The problem: In the material below, list every line carrying the string "this".

◆ ◆ ◆ ◆

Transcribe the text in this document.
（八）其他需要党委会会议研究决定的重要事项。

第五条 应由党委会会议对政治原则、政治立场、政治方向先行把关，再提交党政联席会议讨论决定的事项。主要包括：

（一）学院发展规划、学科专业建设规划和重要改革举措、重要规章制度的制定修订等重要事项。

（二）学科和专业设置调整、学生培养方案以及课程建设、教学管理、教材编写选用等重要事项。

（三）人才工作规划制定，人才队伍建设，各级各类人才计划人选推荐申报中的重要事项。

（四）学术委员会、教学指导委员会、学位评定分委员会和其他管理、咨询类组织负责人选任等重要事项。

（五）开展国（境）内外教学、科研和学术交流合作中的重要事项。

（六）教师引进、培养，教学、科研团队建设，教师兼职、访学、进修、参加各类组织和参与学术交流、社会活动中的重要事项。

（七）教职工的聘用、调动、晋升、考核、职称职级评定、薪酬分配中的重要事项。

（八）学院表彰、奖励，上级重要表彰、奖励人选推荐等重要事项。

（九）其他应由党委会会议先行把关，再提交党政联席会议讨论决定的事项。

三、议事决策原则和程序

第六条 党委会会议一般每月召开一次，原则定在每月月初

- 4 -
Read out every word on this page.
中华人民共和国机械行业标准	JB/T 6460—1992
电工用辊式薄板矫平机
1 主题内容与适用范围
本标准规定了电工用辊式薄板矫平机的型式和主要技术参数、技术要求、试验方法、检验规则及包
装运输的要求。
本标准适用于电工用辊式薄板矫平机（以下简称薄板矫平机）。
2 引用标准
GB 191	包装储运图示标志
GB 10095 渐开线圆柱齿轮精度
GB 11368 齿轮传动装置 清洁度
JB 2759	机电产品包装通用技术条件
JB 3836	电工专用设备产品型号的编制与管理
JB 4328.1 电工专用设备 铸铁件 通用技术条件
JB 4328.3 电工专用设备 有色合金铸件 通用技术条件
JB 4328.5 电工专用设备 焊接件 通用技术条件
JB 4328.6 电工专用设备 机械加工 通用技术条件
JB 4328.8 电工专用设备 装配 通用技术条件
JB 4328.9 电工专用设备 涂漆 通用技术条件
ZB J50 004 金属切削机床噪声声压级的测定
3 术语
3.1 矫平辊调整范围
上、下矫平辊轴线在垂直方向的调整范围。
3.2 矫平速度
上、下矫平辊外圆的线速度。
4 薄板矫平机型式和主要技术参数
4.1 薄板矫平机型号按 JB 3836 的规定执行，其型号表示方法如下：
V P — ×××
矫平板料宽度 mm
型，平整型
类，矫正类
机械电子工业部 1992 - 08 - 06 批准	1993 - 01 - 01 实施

◆ ◆ ◆ ◆

Solution:
Transcribe the text in this document.
Read out every word on this page.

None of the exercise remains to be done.